> **Record set**
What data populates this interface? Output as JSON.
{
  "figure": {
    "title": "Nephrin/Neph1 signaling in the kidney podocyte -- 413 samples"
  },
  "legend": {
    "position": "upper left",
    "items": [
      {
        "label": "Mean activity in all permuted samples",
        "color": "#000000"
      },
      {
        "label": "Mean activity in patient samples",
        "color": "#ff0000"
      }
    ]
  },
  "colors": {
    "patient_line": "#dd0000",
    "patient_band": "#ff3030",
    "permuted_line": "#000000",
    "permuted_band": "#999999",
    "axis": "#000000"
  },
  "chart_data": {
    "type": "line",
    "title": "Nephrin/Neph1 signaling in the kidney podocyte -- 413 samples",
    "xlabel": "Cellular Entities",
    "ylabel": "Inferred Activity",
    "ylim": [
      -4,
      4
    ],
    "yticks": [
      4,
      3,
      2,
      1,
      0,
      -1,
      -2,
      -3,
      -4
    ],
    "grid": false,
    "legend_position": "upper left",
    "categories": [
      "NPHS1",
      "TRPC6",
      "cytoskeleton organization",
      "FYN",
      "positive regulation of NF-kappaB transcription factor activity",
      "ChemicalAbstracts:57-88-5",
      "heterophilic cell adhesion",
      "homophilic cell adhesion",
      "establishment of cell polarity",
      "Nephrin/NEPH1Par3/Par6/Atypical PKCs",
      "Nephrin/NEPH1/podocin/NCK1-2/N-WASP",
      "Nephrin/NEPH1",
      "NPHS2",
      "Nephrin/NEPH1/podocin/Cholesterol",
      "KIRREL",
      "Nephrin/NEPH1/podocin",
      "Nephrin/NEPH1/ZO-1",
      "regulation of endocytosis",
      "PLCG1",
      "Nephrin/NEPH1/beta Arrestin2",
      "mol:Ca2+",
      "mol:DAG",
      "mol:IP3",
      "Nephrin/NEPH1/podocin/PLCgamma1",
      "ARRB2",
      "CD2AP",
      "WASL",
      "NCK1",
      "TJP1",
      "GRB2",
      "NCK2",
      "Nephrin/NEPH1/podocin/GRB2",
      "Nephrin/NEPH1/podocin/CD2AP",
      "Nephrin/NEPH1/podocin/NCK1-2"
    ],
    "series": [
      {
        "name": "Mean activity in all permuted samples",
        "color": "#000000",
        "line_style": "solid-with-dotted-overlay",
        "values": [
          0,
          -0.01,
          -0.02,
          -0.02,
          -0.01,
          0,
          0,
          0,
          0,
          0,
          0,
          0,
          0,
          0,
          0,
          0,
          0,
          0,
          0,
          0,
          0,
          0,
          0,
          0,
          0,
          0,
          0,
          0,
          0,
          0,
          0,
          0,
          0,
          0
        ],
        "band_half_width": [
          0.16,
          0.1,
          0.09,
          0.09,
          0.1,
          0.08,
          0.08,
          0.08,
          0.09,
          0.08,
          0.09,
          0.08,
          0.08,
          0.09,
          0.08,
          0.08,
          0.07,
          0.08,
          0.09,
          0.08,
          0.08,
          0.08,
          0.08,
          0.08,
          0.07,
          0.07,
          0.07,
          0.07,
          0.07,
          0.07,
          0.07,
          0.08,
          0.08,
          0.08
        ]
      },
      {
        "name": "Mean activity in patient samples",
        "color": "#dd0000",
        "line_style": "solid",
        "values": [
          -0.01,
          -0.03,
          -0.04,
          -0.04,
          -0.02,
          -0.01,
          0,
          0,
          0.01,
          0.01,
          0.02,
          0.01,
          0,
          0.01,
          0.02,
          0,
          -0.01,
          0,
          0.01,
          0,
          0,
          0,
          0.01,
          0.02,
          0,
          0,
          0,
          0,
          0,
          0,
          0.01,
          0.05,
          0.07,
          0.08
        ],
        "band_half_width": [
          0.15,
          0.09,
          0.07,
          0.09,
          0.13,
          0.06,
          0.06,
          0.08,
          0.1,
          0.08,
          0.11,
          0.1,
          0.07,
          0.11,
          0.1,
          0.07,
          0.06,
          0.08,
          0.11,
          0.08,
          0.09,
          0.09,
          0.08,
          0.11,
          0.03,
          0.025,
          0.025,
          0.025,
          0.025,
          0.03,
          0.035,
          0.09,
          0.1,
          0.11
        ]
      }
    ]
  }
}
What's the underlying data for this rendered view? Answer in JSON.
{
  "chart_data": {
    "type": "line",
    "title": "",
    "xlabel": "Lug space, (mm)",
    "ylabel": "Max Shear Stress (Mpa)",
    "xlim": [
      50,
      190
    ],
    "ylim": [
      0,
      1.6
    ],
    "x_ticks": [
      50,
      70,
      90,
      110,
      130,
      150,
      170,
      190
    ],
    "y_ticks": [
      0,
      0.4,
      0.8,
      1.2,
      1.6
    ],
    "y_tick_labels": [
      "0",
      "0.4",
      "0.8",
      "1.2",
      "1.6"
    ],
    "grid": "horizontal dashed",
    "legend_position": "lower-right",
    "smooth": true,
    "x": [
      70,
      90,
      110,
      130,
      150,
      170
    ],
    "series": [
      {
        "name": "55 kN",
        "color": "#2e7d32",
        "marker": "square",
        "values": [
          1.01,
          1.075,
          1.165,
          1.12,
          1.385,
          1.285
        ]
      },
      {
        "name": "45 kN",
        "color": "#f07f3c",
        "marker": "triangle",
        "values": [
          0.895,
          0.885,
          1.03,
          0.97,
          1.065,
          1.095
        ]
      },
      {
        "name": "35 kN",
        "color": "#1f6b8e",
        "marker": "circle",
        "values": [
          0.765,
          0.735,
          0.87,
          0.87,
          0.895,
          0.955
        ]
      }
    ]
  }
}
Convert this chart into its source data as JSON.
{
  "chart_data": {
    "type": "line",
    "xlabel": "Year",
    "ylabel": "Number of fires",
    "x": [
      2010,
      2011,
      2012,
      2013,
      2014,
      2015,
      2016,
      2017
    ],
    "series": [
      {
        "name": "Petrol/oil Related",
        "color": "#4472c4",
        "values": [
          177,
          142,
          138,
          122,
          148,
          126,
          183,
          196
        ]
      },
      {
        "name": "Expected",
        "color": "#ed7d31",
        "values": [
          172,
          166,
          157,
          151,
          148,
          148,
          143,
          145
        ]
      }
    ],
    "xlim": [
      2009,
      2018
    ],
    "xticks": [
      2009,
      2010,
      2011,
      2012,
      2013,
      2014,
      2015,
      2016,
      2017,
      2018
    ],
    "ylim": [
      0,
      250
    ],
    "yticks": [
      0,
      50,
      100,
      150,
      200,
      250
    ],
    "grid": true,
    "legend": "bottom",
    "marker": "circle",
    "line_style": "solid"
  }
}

> **Do this**
Give the number of lines in the entries above that include the string "name". No other output is expected.

> **The reply**
7